> [TO DO]
Find the lines holding the word "XXXX" and collect them.

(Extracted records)
▽
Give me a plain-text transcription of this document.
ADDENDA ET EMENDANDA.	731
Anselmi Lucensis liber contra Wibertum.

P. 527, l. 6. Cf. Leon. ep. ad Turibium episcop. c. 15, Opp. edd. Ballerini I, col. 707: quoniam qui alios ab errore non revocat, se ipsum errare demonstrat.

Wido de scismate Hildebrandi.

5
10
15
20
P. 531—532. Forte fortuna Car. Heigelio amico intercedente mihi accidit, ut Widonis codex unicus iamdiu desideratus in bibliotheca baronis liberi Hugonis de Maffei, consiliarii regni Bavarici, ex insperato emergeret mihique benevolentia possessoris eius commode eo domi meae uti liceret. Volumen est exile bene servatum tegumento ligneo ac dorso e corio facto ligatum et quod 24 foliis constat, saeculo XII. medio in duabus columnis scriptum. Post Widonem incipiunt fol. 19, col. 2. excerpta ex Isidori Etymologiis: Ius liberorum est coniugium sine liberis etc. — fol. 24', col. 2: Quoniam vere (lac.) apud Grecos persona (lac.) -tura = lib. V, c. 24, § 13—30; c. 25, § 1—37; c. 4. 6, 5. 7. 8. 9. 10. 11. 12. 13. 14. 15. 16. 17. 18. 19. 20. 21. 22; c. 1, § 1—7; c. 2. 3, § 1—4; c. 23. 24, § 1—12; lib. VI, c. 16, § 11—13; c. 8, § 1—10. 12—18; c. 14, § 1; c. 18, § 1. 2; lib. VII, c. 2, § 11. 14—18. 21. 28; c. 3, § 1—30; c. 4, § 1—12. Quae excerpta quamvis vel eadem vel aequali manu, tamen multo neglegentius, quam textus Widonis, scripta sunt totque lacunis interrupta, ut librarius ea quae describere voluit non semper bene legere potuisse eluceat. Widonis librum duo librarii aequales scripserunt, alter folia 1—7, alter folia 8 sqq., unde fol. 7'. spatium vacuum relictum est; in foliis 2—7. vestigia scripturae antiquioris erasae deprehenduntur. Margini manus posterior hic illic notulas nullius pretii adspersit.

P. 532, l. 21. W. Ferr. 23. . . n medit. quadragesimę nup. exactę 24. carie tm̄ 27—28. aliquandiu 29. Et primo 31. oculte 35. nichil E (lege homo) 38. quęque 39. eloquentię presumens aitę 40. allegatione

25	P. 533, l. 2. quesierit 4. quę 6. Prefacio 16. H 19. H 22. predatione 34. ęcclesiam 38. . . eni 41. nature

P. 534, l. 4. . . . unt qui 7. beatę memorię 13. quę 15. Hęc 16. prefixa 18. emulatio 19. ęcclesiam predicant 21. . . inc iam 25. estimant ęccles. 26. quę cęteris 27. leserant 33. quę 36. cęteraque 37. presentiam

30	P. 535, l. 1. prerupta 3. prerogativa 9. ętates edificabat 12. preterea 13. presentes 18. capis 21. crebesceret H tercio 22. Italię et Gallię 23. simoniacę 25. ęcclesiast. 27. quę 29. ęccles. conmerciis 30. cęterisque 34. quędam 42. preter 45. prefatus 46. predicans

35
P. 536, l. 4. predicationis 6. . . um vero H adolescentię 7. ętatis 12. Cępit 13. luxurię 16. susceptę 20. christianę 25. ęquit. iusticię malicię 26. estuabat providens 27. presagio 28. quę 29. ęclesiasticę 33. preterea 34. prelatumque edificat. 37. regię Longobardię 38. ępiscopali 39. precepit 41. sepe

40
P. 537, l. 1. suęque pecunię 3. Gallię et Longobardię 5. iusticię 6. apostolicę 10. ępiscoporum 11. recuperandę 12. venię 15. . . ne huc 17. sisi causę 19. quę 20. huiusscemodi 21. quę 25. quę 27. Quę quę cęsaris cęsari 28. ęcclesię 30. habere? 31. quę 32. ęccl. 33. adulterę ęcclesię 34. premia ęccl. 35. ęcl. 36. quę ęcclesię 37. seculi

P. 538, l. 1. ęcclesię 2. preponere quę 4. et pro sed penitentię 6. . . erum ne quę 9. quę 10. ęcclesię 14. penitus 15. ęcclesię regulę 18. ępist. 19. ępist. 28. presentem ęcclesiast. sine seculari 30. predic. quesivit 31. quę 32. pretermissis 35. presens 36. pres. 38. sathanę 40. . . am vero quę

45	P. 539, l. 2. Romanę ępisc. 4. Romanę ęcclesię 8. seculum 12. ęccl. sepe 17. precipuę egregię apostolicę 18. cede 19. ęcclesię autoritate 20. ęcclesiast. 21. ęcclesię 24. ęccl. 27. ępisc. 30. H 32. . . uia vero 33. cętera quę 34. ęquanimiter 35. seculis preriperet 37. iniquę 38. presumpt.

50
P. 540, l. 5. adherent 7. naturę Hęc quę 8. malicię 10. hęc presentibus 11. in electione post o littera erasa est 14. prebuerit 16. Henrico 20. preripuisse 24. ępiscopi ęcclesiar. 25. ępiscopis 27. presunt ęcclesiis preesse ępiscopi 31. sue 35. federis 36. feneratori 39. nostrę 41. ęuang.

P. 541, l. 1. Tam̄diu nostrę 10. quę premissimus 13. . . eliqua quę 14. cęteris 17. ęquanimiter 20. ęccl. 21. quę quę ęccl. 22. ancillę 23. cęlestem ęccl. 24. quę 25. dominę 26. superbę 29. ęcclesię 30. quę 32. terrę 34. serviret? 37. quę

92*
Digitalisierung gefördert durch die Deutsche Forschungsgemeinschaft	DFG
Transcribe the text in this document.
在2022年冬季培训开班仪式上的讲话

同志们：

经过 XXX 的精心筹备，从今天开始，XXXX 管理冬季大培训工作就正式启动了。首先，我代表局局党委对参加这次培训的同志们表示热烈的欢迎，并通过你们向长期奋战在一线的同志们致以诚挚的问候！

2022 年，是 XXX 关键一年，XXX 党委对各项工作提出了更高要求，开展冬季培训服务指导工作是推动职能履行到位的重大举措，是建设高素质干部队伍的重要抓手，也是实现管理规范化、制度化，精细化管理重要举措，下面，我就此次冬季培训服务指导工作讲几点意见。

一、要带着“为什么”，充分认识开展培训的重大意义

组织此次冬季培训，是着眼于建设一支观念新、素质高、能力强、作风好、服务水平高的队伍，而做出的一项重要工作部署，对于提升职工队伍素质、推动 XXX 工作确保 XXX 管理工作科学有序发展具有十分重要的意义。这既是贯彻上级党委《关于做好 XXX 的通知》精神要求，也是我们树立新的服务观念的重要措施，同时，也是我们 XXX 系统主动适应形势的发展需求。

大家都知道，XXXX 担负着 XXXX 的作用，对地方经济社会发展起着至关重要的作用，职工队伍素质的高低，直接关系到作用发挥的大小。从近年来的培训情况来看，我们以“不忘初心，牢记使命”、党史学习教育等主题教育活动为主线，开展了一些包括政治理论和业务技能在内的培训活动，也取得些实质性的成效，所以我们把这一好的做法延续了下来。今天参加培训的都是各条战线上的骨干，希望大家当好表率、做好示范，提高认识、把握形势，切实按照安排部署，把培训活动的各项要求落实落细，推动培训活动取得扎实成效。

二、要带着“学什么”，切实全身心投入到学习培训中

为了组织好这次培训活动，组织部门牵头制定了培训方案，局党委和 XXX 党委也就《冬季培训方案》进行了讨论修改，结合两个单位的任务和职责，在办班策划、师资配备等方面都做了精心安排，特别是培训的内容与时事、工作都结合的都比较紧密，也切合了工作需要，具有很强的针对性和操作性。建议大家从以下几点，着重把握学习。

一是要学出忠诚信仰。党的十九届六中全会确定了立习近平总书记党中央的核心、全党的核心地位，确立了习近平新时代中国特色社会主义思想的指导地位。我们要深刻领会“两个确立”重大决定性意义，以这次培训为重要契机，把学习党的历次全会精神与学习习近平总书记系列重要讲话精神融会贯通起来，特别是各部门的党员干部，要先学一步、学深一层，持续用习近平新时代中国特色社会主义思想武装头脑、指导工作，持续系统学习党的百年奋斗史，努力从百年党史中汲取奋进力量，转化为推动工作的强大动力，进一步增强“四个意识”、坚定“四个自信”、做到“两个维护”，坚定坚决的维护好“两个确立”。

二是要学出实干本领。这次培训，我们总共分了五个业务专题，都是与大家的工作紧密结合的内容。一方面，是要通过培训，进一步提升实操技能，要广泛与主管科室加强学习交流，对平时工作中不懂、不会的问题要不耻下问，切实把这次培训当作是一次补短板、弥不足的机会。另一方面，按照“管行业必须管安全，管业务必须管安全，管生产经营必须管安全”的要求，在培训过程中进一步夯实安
△
> [SOLUTION FOR THIS PROBLEM]
经过 XXX 的精心筹备，从今天开始，XXXX 管理冬季大培训工作就正式启动了。首先，我代表局局党委对参加这次培训的同志们表示热烈的欢迎，并通过你们向长期奋战在一线的同志们致以诚挚的问候！
大家都知道，XXXX 担负着 XXXX 的作用，对地方经济社会发展起着至关重要的作用，职工队伍素质的高低，直接关系到作用发挥的大小。从近年来的培训情况来看，我们以“不忘初心，牢记使命”、党史学习教育等主题教育活动为主线，开展了一些包括政治理论和业务技能在内的培训活动，也取得些实质性的成效，所以我们把这一好的做法延续了下来。今天参加培训的都是各条战线上的骨干，希望大家当好表率、做好示范，提高认识、把握形势，切实按照安排部署，把培训活动的各项要求落实落细，推动培训活动取得扎实成效。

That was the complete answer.